> **WRITTEN INSTRUCTION**
Tally up how many lines in the listing below contain the string "ylabel", and give only the total.
*** RECORDED INFORMATION ***
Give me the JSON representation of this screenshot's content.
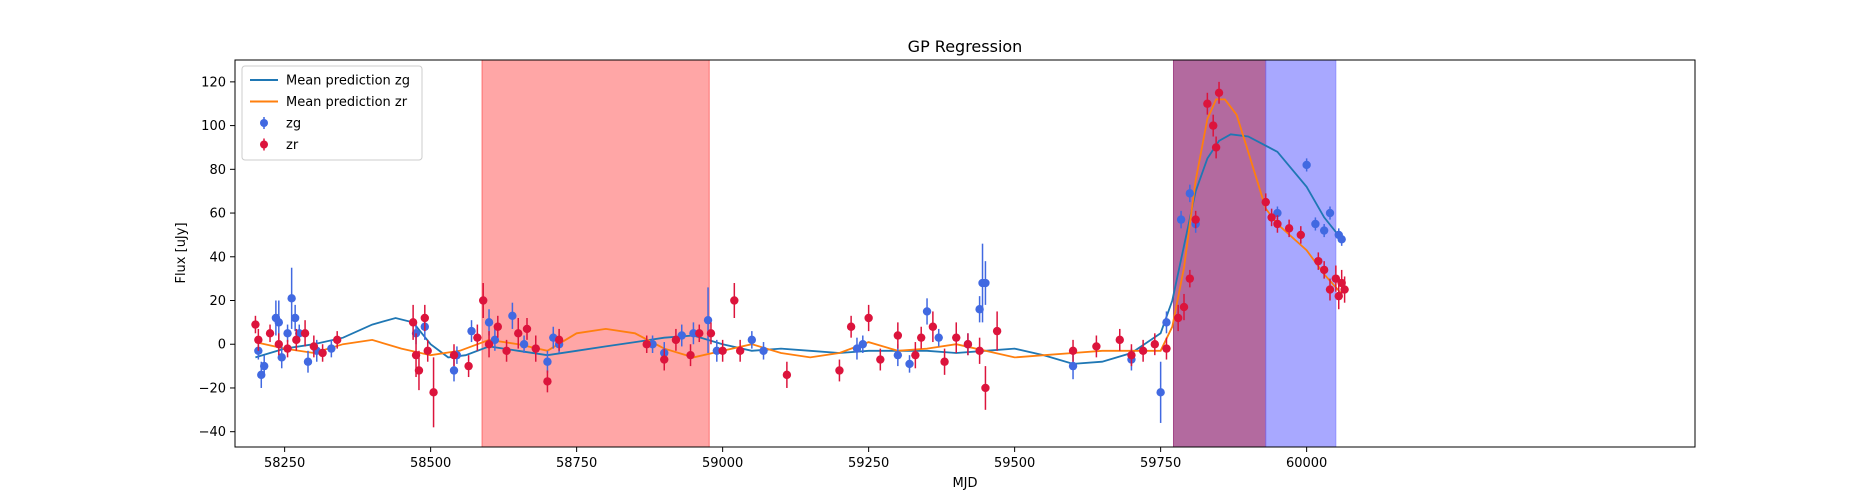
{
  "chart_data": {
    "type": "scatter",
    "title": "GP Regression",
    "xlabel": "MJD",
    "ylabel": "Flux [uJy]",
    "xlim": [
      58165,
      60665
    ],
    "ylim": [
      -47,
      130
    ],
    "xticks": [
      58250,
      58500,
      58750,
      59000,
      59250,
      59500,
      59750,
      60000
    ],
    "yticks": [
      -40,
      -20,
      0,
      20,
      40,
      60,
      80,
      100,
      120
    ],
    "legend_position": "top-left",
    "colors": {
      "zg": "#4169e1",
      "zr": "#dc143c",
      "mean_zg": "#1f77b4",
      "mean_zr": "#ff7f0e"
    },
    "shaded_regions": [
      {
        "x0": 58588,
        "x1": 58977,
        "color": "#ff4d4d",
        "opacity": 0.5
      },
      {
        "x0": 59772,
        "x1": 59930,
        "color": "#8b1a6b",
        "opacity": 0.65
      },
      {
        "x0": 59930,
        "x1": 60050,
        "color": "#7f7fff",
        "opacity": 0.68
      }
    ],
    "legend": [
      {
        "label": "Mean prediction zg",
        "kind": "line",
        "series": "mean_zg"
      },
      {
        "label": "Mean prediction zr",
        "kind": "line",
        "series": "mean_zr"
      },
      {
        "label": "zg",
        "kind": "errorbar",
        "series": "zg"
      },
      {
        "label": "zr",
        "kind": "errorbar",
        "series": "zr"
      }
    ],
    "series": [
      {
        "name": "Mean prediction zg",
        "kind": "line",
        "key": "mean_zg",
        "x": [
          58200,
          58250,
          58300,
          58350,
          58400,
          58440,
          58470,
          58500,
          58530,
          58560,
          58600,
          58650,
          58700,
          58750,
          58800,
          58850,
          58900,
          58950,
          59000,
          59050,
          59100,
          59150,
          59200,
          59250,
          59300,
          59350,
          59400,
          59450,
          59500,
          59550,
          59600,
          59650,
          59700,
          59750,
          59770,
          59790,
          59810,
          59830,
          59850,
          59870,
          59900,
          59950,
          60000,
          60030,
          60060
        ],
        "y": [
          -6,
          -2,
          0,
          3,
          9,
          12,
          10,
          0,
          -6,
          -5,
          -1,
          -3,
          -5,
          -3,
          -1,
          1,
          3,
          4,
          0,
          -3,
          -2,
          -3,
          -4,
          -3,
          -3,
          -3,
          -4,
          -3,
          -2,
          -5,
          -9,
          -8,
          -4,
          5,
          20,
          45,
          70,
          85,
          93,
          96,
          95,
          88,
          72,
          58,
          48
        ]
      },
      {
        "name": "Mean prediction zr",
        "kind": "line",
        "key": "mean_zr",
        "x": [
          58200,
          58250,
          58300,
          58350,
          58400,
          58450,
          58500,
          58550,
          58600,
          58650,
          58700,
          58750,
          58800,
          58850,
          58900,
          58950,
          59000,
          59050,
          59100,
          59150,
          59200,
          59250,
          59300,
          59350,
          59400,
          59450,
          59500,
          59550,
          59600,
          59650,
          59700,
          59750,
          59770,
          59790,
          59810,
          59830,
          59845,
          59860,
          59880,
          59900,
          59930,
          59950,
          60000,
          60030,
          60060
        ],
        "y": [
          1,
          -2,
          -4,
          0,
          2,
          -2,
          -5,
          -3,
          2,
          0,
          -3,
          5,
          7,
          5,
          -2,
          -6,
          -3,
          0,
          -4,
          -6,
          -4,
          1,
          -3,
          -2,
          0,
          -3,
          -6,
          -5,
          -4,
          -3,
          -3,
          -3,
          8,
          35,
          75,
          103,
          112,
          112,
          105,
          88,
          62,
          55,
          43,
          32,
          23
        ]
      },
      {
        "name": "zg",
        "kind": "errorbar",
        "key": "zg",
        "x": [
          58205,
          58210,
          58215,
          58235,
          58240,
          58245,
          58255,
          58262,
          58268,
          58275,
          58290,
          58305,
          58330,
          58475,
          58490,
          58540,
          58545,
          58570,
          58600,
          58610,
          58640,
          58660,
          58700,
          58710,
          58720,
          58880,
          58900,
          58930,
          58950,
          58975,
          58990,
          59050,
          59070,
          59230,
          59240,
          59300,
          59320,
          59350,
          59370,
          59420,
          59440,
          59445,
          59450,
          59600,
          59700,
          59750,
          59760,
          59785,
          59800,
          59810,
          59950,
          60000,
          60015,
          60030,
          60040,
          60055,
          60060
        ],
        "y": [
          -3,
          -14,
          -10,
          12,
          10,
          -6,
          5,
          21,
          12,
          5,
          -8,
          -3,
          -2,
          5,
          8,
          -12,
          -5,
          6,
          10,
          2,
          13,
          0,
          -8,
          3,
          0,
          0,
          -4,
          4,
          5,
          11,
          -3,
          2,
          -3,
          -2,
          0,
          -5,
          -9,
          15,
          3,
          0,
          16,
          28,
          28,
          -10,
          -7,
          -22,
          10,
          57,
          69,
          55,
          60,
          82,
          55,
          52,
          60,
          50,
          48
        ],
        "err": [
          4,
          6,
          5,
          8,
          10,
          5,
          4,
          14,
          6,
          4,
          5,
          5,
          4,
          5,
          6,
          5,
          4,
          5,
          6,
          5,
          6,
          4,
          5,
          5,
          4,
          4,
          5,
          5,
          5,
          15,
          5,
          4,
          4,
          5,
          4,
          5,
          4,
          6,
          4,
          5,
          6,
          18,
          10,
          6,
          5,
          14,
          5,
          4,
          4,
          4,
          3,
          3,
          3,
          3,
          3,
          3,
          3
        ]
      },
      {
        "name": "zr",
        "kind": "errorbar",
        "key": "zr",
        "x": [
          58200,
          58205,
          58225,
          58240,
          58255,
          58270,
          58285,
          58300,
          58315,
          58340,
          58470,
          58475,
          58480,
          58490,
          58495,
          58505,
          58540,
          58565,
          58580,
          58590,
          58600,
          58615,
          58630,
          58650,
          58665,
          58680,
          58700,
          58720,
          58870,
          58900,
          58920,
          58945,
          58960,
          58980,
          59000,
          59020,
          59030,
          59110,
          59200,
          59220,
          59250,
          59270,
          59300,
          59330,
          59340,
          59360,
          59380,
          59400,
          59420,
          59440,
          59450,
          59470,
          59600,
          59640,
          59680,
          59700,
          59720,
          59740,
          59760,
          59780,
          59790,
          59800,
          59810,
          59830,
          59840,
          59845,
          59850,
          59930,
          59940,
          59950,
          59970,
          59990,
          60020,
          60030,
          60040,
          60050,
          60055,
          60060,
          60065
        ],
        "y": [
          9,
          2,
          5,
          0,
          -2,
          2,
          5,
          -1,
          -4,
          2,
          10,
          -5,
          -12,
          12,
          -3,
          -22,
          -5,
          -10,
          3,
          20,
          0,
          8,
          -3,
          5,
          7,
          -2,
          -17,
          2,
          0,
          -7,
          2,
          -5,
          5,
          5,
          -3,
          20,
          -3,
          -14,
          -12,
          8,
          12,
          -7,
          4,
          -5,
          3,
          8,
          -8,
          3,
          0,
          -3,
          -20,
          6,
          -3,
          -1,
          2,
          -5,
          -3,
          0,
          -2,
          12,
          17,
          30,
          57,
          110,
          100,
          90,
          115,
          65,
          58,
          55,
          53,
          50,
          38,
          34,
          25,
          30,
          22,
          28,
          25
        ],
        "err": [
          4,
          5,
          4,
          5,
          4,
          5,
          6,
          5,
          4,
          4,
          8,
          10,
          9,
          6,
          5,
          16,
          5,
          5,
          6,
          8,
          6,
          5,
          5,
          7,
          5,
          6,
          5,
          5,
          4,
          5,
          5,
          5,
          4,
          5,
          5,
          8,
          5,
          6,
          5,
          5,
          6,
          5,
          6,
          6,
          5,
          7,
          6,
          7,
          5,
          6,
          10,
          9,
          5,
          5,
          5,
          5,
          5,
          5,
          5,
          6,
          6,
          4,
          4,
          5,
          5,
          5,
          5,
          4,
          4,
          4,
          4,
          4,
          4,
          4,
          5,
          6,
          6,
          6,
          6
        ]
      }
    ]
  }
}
***
*** RECORDED INFORMATION ***
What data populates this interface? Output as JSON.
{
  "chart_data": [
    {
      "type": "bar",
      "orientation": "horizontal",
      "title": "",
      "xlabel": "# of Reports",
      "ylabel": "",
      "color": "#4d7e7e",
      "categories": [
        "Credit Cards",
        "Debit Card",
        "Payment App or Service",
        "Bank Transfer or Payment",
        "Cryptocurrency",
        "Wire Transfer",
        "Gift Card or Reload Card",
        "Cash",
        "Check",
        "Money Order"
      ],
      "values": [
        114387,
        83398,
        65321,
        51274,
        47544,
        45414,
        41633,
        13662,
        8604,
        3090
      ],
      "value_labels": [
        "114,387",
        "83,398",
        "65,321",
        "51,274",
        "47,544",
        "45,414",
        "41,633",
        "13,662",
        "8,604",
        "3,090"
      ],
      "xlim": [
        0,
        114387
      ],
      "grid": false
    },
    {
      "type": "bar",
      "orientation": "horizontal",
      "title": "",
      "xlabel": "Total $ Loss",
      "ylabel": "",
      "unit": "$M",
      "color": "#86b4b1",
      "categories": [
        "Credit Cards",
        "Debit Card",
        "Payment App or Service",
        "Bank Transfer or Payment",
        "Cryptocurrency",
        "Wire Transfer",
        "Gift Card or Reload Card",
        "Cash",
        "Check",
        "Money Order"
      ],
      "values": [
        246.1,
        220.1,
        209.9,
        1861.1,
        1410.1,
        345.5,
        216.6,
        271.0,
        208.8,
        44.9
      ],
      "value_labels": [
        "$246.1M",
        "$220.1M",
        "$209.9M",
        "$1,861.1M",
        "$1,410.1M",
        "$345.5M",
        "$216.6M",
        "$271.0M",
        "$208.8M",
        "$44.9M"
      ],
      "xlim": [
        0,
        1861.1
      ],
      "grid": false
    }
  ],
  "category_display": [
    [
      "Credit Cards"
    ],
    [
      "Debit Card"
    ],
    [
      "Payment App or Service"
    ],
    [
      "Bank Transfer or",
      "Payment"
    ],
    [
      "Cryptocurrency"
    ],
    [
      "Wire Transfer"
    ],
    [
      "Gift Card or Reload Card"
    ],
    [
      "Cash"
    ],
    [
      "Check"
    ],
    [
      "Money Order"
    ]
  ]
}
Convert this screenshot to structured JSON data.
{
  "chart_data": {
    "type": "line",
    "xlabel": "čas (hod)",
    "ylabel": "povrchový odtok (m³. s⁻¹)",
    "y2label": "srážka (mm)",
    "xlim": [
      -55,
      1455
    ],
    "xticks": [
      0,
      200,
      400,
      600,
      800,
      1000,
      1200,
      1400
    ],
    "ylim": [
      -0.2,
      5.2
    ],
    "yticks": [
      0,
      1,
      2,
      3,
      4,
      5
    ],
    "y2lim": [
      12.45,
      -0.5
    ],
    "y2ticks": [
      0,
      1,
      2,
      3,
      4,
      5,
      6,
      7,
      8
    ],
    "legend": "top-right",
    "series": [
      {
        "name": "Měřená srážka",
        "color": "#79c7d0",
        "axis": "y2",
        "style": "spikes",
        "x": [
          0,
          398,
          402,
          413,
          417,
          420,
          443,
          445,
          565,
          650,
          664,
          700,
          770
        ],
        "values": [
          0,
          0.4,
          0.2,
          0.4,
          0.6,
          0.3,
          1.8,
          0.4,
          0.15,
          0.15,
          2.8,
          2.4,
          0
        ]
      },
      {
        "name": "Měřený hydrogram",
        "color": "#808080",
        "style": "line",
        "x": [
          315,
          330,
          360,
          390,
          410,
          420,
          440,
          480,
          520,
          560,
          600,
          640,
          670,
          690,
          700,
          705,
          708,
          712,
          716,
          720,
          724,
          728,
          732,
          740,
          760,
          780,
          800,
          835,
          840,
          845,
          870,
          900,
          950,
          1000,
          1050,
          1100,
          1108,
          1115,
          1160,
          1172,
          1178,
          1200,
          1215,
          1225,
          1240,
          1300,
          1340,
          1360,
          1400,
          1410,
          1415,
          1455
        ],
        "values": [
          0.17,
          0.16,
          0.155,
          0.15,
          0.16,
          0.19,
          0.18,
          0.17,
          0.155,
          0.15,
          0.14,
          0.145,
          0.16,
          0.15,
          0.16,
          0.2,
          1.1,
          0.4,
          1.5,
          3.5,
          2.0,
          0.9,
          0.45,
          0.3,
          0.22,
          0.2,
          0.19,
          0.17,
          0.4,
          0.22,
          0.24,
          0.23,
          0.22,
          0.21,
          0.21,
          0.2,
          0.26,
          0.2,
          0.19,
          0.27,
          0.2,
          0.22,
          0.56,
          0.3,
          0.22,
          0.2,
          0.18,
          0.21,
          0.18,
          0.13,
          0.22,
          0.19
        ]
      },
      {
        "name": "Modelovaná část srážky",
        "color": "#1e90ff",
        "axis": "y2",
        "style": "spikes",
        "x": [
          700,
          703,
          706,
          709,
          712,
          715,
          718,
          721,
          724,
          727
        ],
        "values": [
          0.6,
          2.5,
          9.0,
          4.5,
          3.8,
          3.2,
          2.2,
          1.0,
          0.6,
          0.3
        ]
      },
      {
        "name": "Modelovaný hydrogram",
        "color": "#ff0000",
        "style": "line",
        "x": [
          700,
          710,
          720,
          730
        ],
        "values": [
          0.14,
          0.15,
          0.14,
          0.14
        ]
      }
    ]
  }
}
***
> **SOLVED PROBLEM**
4